++++ Records to use

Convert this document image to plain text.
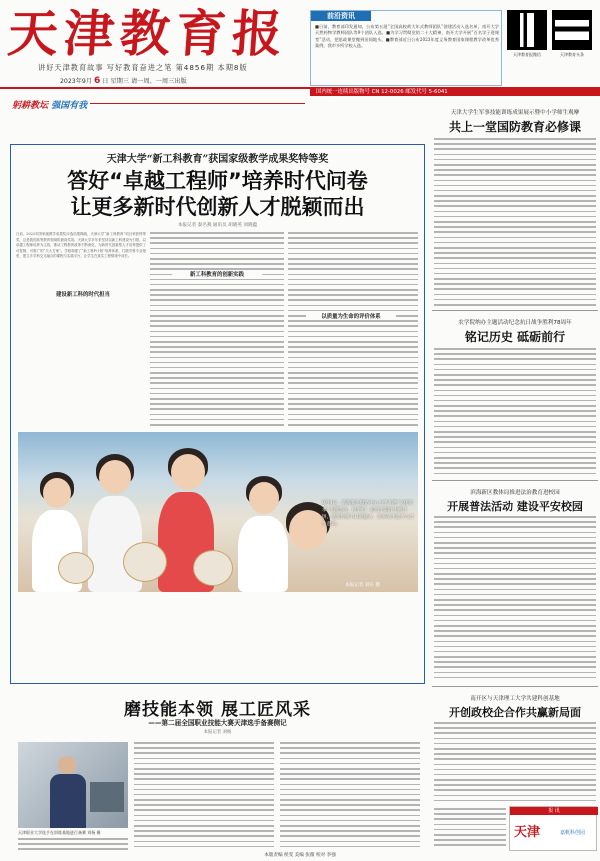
天津教育报
讲好天津教育故事 写好教育奋进之笔 第4856期 本期8版
2023年9月 6 日 星期三 请一周、一周三出版
前沿资讯
■日前，教育部印发通知，公布第五批“全国高校黄大年式教师团队”创建活动入选名单，南开大学天然药物学教师团队等9个团队入选。■为学习贯彻党的二十大精神，南开大学开展“百名学子进课堂”活动，把思政课堂搬到田间地头。■教育部近日公布2023年度义务教育国家课程教学改革优秀案例，我市多所学校入选。
天津教育报微信	天津教育头条
国内统一连续出版物号 CN 12-0026 邮发代号 5-6041
躬耕教坛 强国有我
天津大学“新工科教育”获国家级教学成果奖特等奖
答好“卓越工程师”培养时代问卷
让更多新时代创新人才脱颖而出
本报记者 秦名燕 通讯员 胡晓英 刘晓蕴
日前，2022年国家级教学成果奖评选结果揭晓，天津大学“新工科教育”项目荣获特等奖，这是我国高等教育领域的最高奖项。天津大学多年来坚持以新工科建设为引领，以卓越工程师培养为主线，推动工程教育改革不断深化，为新时代创新型人才培养提供了可复制、可推广的“天大方案”。学校构建了“新工科F计划”培养体系，打破学科专业壁垒，建立多学科交叉融合的课程与实践平台，让学生在真实工程情境中成长。
建设新工科的时代担当
新工科教育的创新实践
以质量为生命的评价体系
9月4日，滨海新区塘沽中心小学开展“文化传承”主题活动，同学们一起动手制作中秋月饼，感受传统节日的魅力，培养动手能力与合作意识。
本报记者 刘东 摄
磨技能本领 展工匠风采
——第二届全国职业技能大赛天津选手备赛侧记
本报记者 刘杨
天津职业大学选手在训练基地进行备赛 刘杨 摄
天津大学生军事技能训练成果展示暨中小学师生观摩
共上一堂国防教育必修课
农学院纳办主题活动纪念抗日战争胜利78周年
铭记历史 砥砺前行
滨海新区教体局推进法治教育进校园
开展普法活动 建设平安校园
南开区与天津理工大学共建科创基地
开创政校企合作共赢新局面
报 讯
天津	嘉帆科创园
本版责编 侯雯 美编 张薇 校对 李强
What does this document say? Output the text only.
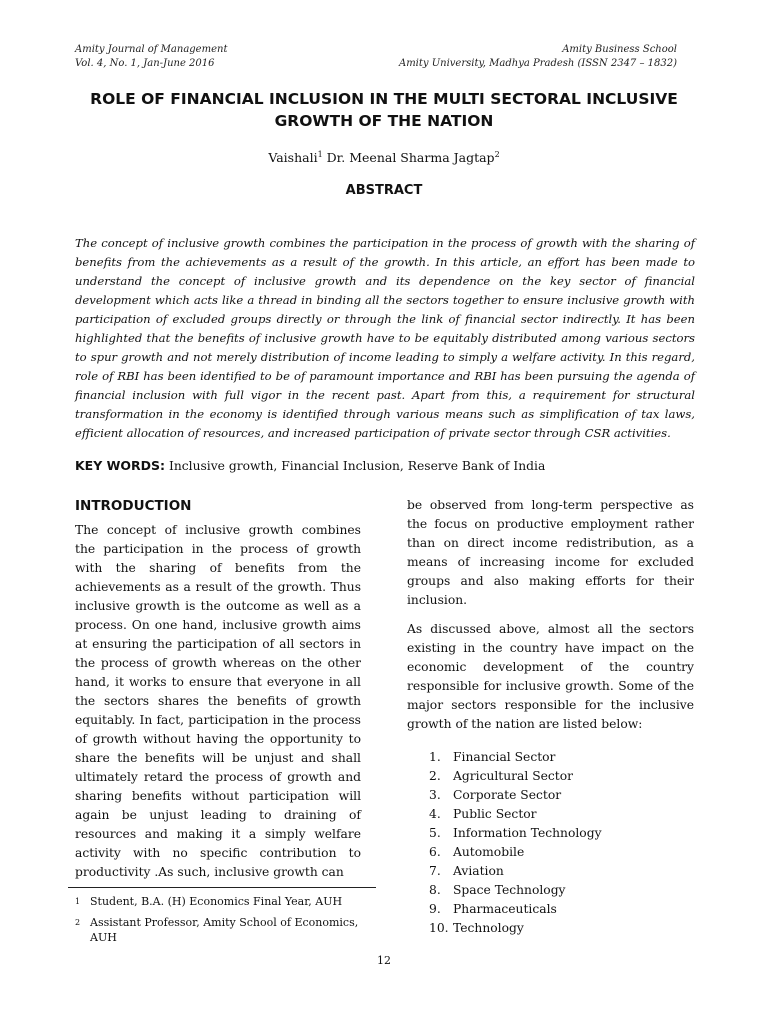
Amity Journal of Management
Vol. 4, No. 1, Jan-June 2016
Amity Business School
Amity University, Madhya Pradesh (ISSN 2347 – 1832)
ROLE OF FINANCIAL INCLUSION IN THE MULTI SECTORAL INCLUSIVE GROWTH OF THE NATION
Vaishali$^1$ Dr. Meenal Sharma Jagtap$^2$
ABSTRACT
The concept of inclusive growth combines the participation in the process of growth with the sharing of benefits from the achievements as a result of the growth. In this article, an effort has been made to understand the concept of inclusive growth and its dependence on the key sector of financial development which acts like a thread in binding all the sectors together to ensure inclusive growth with participation of excluded groups directly or through the link of financial sector indirectly. It has been highlighted that the benefits of inclusive growth have to be equitably distributed among various sectors to spur growth and not merely distribution of income leading to simply a welfare activity. In this regard, role of RBI has been identified to be of paramount importance and RBI has been pursuing the agenda of financial inclusion with full vigor in the recent past. Apart from this, a requirement for structural transformation in the economy is identified through various means such as simplification of tax laws, efficient allocation of resources, and increased participation of private sector through CSR activities.
KEY WORDS: Inclusive growth, Financial Inclusion, Reserve Bank of India
INTRODUCTION

The concept of inclusive growth combines the participation in the process of growth with the sharing of benefits from the achievements as a result of the growth. Thus inclusive growth is the outcome as well as a process. On one hand, inclusive growth aims at ensuring the participation of all sectors in the process of growth whereas on the other hand, it works to ensure that everyone in all the sectors shares the benefits of growth equitably. In fact, participation in the process of growth without having the opportunity to share the benefits will be unjust and shall ultimately retard the process of growth and sharing benefits without participation will again be unjust leading to draining of resources and making it a simply welfare activity with no specific contribution to productivity .As such, inclusive growth can

be observed from long-term perspective as the focus on productive employment rather than on direct income redistribution, as a means of increasing income for excluded groups and also making efforts for their inclusion.

As discussed above, almost all the sectors existing in the country have impact on the economic development of the country responsible for inclusive growth. Some of the major sectors responsible for the inclusive growth of the nation are listed below:

1. Financial Sector
2. Agricultural Sector
3. Corporate Sector
4. Public Sector
5. Information Technology
6. Automobile
7. Aviation
8. Space Technology
9. Pharmaceuticals
10. Technology
1 Student, B.A. (H) Economics Final Year, AUH
2 Assistant Professor, Amity School of Economics, AUH
12
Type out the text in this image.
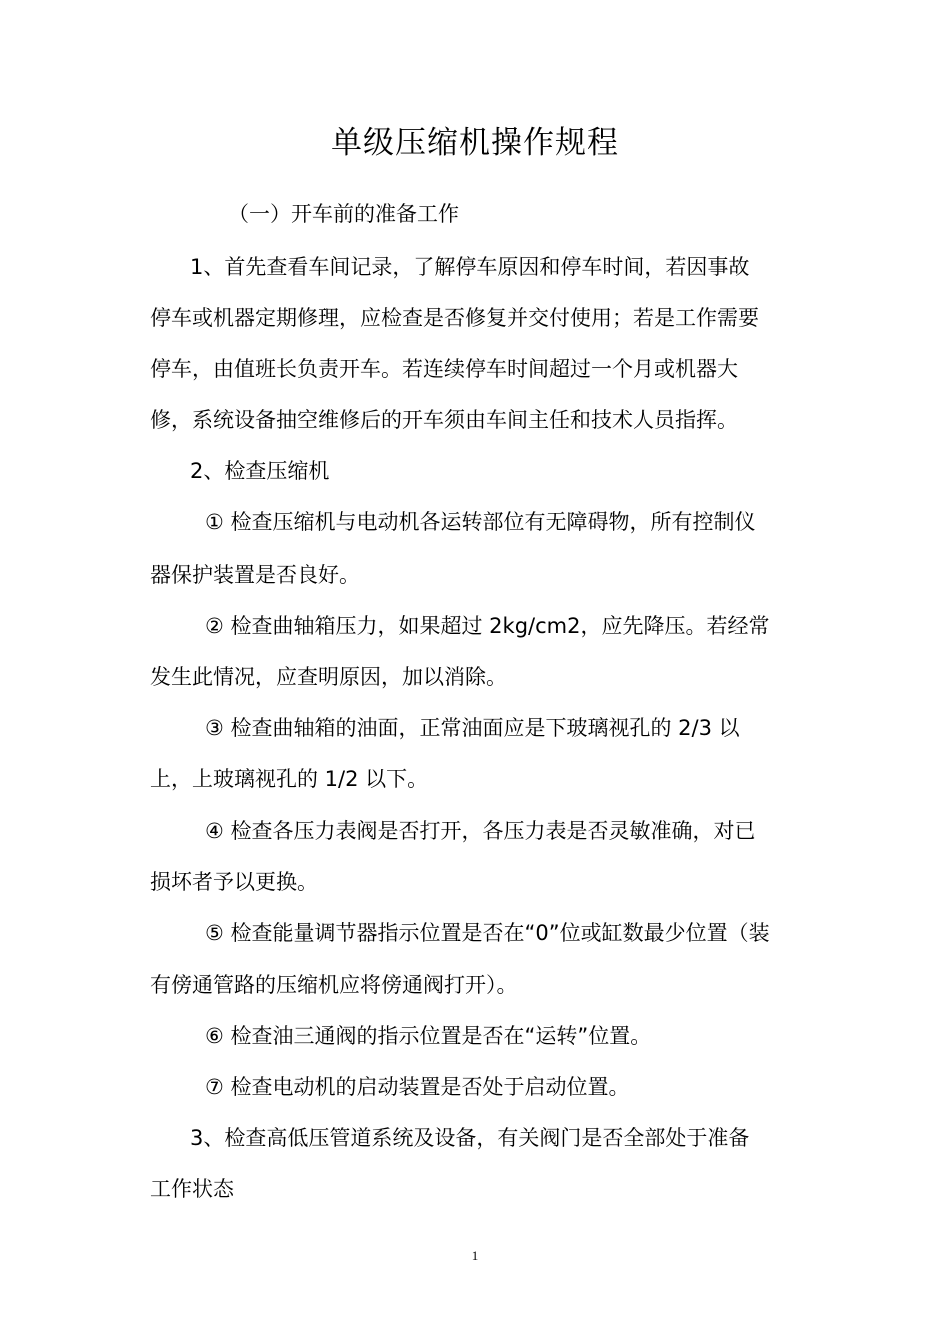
单级压缩机操作规程
（一）开车前的准备工作
1、首先查看车间记录，了解停车原因和停车时间，若因事故
停车或机器定期修理，应检查是否修复并交付使用；若是工作需要
停车，由值班长负责开车。若连续停车时间超过一个月或机器大
修，系统设备抽空维修后的开车须由车间主任和技术人员指挥。
2、检查压缩机
① 检查压缩机与电动机各运转部位有无障碍物，所有控制仪
器保护装置是否良好。
② 检查曲轴箱压力，如果超过 2kg/cm2，应先降压。若经常
发生此情况，应查明原因，加以消除。
③ 检查曲轴箱的油面，正常油面应是下玻璃视孔的 2/3 以
上，上玻璃视孔的 1/2 以下。
④ 检查各压力表阀是否打开，各压力表是否灵敏准确，对已
损坏者予以更换。
⑤ 检查能量调节器指示位置是否在“0”位或缸数最少位置（装
有傍通管路的压缩机应将傍通阀打开）。
⑥ 检查油三通阀的指示位置是否在“运转”位置。
⑦ 检查电动机的启动装置是否处于启动位置。
3、检查高低压管道系统及设备，有关阀门是否全部处于准备
工作状态
1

++++++++

### Given problem
Print each of the records above exactly as written, leaving no picture in the copy.

### Task result
Convert this document image to plain text.
天津教育报
讲好天津教育故事 写好教育奋进之笔 第4856期 本期8版
2023年9月 6 日 星期三 请一周、一周三出版
前沿资讯
■日前，教育部印发通知，公布第五批“全国高校黄大年式教师团队”创建活动入选名单，南开大学天然药物学教师团队等9个团队入选。■为学习贯彻党的二十大精神，南开大学开展“百名学子进课堂”活动，把思政课堂搬到田间地头。■教育部近日公布2023年度义务教育国家课程教学改革优秀案例，我市多所学校入选。
天津教育报微信	天津教育头条
国内统一连续出版物号 CN 12-0026 邮发代号 5-6041
躬耕教坛 强国有我
天津大学“新工科教育”获国家级教学成果奖特等奖
答好“卓越工程师”培养时代问卷
让更多新时代创新人才脱颖而出
本报记者 秦名燕 通讯员 胡晓英 刘晓蕴
日前，2022年国家级教学成果奖评选结果揭晓，天津大学“新工科教育”项目荣获特等奖，这是我国高等教育领域的最高奖项。天津大学多年来坚持以新工科建设为引领，以卓越工程师培养为主线，推动工程教育改革不断深化，为新时代创新型人才培养提供了可复制、可推广的“天大方案”。学校构建了“新工科F计划”培养体系，打破学科专业壁垒，建立多学科交叉融合的课程与实践平台，让学生在真实工程情境中成长。
建设新工科的时代担当
新工科教育的创新实践
以质量为生命的评价体系
9月4日，滨海新区塘沽中心小学开展“文化传承”主题活动，同学们一起动手制作中秋月饼，感受传统节日的魅力，培养动手能力与合作意识。
本报记者 刘东 摄
磨技能本领 展工匠风采
——第二届全国职业技能大赛天津选手备赛侧记
本报记者 刘杨
天津职业大学选手在训练基地进行备赛 刘杨 摄
天津大学生军事技能训练成果展示暨中小学师生观摩
共上一堂国防教育必修课
农学院纳办主题活动纪念抗日战争胜利78周年
铭记历史 砥砺前行
滨海新区教体局推进法治教育进校园
开展普法活动 建设平安校园
南开区与天津理工大学共建科创基地
开创政校企合作共赢新局面
报 讯
天津	嘉帆科创园
本版责编 侯雯 美编 张薇 校对 李强
What does this document say? Output the text only.
Amity Journal of Management
Vol. 4, No. 1, Jan-June 2016
Amity Business School
Amity University, Madhya Pradesh (ISSN 2347 – 1832)
ROLE OF FINANCIAL INCLUSION IN THE MULTI SECTORAL INCLUSIVE GROWTH OF THE NATION
Vaishali$^1$ Dr. Meenal Sharma Jagtap$^2$
ABSTRACT
The concept of inclusive growth combines the participation in the process of growth with the sharing of benefits from the achievements as a result of the growth. In this article, an effort has been made to understand the concept of inclusive growth and its dependence on the key sector of financial development which acts like a thread in binding all the sectors together to ensure inclusive growth with participation of excluded groups directly or through the link of financial sector indirectly. It has been highlighted that the benefits of inclusive growth have to be equitably distributed among various sectors to spur growth and not merely distribution of income leading to simply a welfare activity. In this regard, role of RBI has been identified to be of paramount importance and RBI has been pursuing the agenda of financial inclusion with full vigor in the recent past. Apart from this, a requirement for structural transformation in the economy is identified through various means such as simplification of tax laws, efficient allocation of resources, and increased participation of private sector through CSR activities.
KEY WORDS: Inclusive growth, Financial Inclusion, Reserve Bank of India
INTRODUCTION

The concept of inclusive growth combines the participation in the process of growth with the sharing of benefits from the achievements as a result of the growth. Thus inclusive growth is the outcome as well as a process. On one hand, inclusive growth aims at ensuring the participation of all sectors in the process of growth whereas on the other hand, it works to ensure that everyone in all the sectors shares the benefits of growth equitably. In fact, participation in the process of growth without having the opportunity to share the benefits will be unjust and shall ultimately retard the process of growth and sharing benefits without participation will again be unjust leading to draining of resources and making it a simply welfare activity with no specific contribution to productivity .As such, inclusive growth can

be observed from long-term perspective as the focus on productive employment rather than on direct income redistribution, as a means of increasing income for excluded groups and also making efforts for their inclusion.

As discussed above, almost all the sectors existing in the country have impact on the economic development of the country responsible for inclusive growth. Some of the major sectors responsible for the inclusive growth of the nation are listed below:

1. Financial Sector
2. Agricultural Sector
3. Corporate Sector
4. Public Sector
5. Information Technology
6. Automobile
7. Aviation
8. Space Technology
9. Pharmaceuticals
10. Technology
1 Student, B.A. (H) Economics Final Year, AUH
2 Assistant Professor, Amity School of Economics, AUH
12
Type out the text in this image.
单级压缩机操作规程
（一）开车前的准备工作
1、首先查看车间记录，了解停车原因和停车时间，若因事故
停车或机器定期修理，应检查是否修复并交付使用；若是工作需要
停车，由值班长负责开车。若连续停车时间超过一个月或机器大
修，系统设备抽空维修后的开车须由车间主任和技术人员指挥。
2、检查压缩机
① 检查压缩机与电动机各运转部位有无障碍物，所有控制仪
器保护装置是否良好。
② 检查曲轴箱压力，如果超过 2kg/cm2，应先降压。若经常
发生此情况，应查明原因，加以消除。
③ 检查曲轴箱的油面，正常油面应是下玻璃视孔的 2/3 以
上，上玻璃视孔的 1/2 以下。
④ 检查各压力表阀是否打开，各压力表是否灵敏准确，对已
损坏者予以更换。
⑤ 检查能量调节器指示位置是否在“0”位或缸数最少位置（装
有傍通管路的压缩机应将傍通阀打开）。
⑥ 检查油三通阀的指示位置是否在“运转”位置。
⑦ 检查电动机的启动装置是否处于启动位置。
3、检查高低压管道系统及设备，有关阀门是否全部处于准备
工作状态
1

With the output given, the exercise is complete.